* **EXERCISE**:
Take every line where the string "JSON" appears and copy it.
━━━━━ EXTRACTED MATERIAL ━━━━━
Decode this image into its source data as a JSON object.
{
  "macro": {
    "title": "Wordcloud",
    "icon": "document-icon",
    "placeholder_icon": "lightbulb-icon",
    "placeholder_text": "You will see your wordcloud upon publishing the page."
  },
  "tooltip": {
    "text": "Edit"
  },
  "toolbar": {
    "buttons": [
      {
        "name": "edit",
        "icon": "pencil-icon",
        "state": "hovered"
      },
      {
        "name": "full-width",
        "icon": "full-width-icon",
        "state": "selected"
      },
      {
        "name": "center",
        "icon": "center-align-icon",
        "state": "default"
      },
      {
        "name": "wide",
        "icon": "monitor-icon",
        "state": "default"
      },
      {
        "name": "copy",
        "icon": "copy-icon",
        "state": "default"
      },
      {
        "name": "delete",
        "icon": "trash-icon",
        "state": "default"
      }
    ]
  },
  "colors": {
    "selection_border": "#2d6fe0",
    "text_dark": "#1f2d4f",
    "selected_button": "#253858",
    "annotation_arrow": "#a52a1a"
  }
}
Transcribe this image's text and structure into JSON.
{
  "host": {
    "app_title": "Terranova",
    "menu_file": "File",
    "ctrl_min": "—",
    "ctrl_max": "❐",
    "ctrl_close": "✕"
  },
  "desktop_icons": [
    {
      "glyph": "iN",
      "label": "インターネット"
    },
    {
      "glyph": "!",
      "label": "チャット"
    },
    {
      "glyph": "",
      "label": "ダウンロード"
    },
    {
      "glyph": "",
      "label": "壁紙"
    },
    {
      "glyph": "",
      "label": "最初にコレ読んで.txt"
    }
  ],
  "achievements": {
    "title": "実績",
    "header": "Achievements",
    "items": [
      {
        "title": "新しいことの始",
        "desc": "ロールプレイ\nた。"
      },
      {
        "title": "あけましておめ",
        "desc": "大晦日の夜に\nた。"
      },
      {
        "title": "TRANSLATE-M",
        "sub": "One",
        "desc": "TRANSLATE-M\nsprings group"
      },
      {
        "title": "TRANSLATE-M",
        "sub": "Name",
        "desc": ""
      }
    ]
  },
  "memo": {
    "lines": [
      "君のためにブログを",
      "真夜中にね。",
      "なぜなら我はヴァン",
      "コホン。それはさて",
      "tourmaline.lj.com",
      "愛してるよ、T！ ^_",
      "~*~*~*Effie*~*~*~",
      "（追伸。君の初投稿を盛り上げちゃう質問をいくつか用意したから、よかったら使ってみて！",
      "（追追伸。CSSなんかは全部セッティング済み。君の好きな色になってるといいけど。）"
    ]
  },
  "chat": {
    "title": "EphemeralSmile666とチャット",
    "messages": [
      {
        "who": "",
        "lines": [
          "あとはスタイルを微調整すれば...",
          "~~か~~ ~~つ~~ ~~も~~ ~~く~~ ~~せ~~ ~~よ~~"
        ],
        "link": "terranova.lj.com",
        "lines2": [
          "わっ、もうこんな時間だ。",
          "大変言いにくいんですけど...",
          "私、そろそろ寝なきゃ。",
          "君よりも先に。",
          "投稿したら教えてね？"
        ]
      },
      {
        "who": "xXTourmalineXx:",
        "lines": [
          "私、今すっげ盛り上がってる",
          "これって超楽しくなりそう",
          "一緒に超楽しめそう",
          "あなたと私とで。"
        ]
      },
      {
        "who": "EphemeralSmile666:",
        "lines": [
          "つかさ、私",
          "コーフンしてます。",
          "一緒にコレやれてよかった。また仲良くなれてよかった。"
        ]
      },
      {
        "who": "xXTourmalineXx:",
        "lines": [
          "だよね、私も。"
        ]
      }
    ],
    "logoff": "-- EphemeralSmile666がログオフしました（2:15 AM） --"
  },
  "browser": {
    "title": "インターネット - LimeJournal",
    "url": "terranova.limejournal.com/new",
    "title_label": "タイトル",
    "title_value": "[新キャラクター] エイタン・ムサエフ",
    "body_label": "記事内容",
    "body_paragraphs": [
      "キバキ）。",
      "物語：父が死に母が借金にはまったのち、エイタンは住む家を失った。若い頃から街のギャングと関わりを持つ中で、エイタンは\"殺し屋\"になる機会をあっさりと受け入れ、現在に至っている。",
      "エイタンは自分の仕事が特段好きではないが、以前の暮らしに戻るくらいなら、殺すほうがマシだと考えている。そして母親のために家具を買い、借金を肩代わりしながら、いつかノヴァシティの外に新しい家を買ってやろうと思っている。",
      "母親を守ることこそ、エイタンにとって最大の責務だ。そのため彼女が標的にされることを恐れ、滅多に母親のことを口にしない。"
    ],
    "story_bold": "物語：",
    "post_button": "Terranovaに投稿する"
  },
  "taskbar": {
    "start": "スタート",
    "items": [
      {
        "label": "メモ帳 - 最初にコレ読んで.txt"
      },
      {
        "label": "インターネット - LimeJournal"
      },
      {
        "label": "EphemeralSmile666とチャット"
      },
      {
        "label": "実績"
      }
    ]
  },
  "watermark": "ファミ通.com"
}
━━━━━
* **EXERCISE RESULT**:
Decode this image into its source data as a JSON object.
Transcribe this image's text and structure into JSON.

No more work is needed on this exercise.